* _Given request_:
Below is a listing; write it out exactly and drop any images from it.

(Saved entries)
───

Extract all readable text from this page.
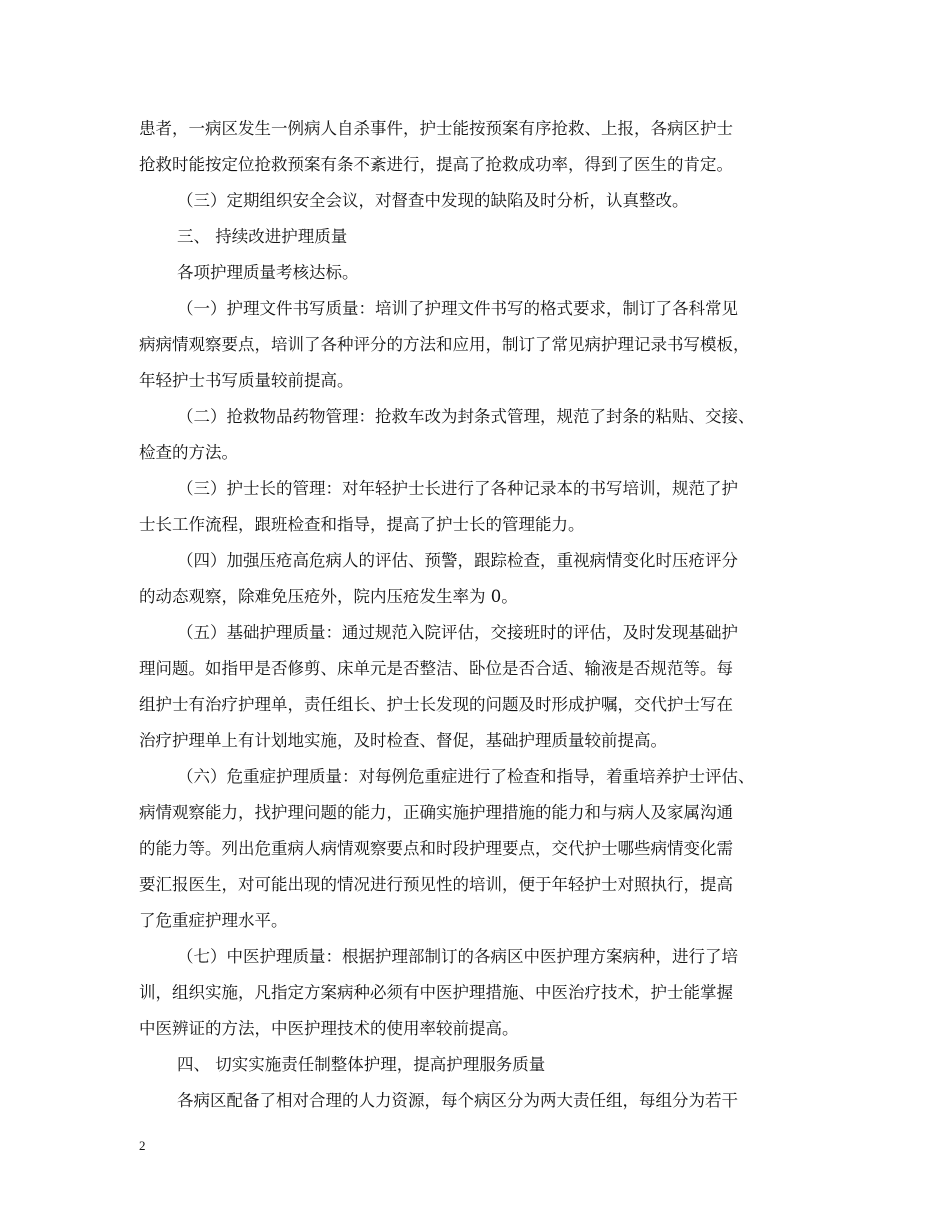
患者，一病区发生一例病人自杀事件，护士能按预案有序抢救、上报，各病区护士
抢救时能按定位抢救预案有条不紊进行，提高了抢救成功率，得到了医生的肯定。
（三）定期组织安全会议，对督查中发现的缺陷及时分析，认真整改。
三、 持续改进护理质量
各项护理质量考核达标。
（一）护理文件书写质量：培训了护理文件书写的格式要求，制订了各科常见
病病情观察要点，培训了各种评分的方法和应用，制订了常见病护理记录书写模板，
年轻护士书写质量较前提高。
（二）抢救物品药物管理：抢救车改为封条式管理，规范了封条的粘贴、交接、
检查的方法。
（三）护士长的管理：对年轻护士长进行了各种记录本的书写培训，规范了护
士长工作流程，跟班检查和指导，提高了护士长的管理能力。
（四）加强压疮高危病人的评估、预警，跟踪检查，重视病情变化时压疮评分
的动态观察，除难免压疮外，院内压疮发生率为 0。
（五）基础护理质量：通过规范入院评估，交接班时的评估，及时发现基础护
理问题。如指甲是否修剪、床单元是否整洁、卧位是否合适、输液是否规范等。每
组护士有治疗护理单，责任组长、护士长发现的问题及时形成护嘱，交代护士写在
治疗护理单上有计划地实施，及时检查、督促，基础护理质量较前提高。
（六）危重症护理质量：对每例危重症进行了检查和指导，着重培养护士评估、
病情观察能力，找护理问题的能力，正确实施护理措施的能力和与病人及家属沟通
的能力等。列出危重病人病情观察要点和时段护理要点，交代护士哪些病情变化需
要汇报医生，对可能出现的情况进行预见性的培训，便于年轻护士对照执行，提高
了危重症护理水平。
（七）中医护理质量：根据护理部制订的各病区中医护理方案病种，进行了培
训，组织实施，凡指定方案病种必须有中医护理措施、中医治疗技术，护士能掌握
中医辨证的方法，中医护理技术的使用率较前提高。
四、 切实实施责任制整体护理，提高护理服务质量
各病区配备了相对合理的人力资源，每个病区分为两大责任组，每组分为若干
2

───

* _Solution_:
Extract all readable text from this page.
患者，一病区发生一例病人自杀事件，护士能按预案有序抢救、上报，各病区护士
抢救时能按定位抢救预案有条不紊进行，提高了抢救成功率，得到了医生的肯定。
（三）定期组织安全会议，对督查中发现的缺陷及时分析，认真整改。
三、 持续改进护理质量
各项护理质量考核达标。
（一）护理文件书写质量：培训了护理文件书写的格式要求，制订了各科常见
病病情观察要点，培训了各种评分的方法和应用，制订了常见病护理记录书写模板，
年轻护士书写质量较前提高。
（二）抢救物品药物管理：抢救车改为封条式管理，规范了封条的粘贴、交接、
检查的方法。
（三）护士长的管理：对年轻护士长进行了各种记录本的书写培训，规范了护
士长工作流程，跟班检查和指导，提高了护士长的管理能力。
（四）加强压疮高危病人的评估、预警，跟踪检查，重视病情变化时压疮评分
的动态观察，除难免压疮外，院内压疮发生率为 0。
（五）基础护理质量：通过规范入院评估，交接班时的评估，及时发现基础护
理问题。如指甲是否修剪、床单元是否整洁、卧位是否合适、输液是否规范等。每
组护士有治疗护理单，责任组长、护士长发现的问题及时形成护嘱，交代护士写在
治疗护理单上有计划地实施，及时检查、督促，基础护理质量较前提高。
（六）危重症护理质量：对每例危重症进行了检查和指导，着重培养护士评估、
病情观察能力，找护理问题的能力，正确实施护理措施的能力和与病人及家属沟通
的能力等。列出危重病人病情观察要点和时段护理要点，交代护士哪些病情变化需
要汇报医生，对可能出现的情况进行预见性的培训，便于年轻护士对照执行，提高
了危重症护理水平。
（七）中医护理质量：根据护理部制订的各病区中医护理方案病种，进行了培
训，组织实施，凡指定方案病种必须有中医护理措施、中医治疗技术，护士能掌握
中医辨证的方法，中医护理技术的使用率较前提高。
四、 切实实施责任制整体护理，提高护理服务质量
各病区配备了相对合理的人力资源，每个病区分为两大责任组，每组分为若干
2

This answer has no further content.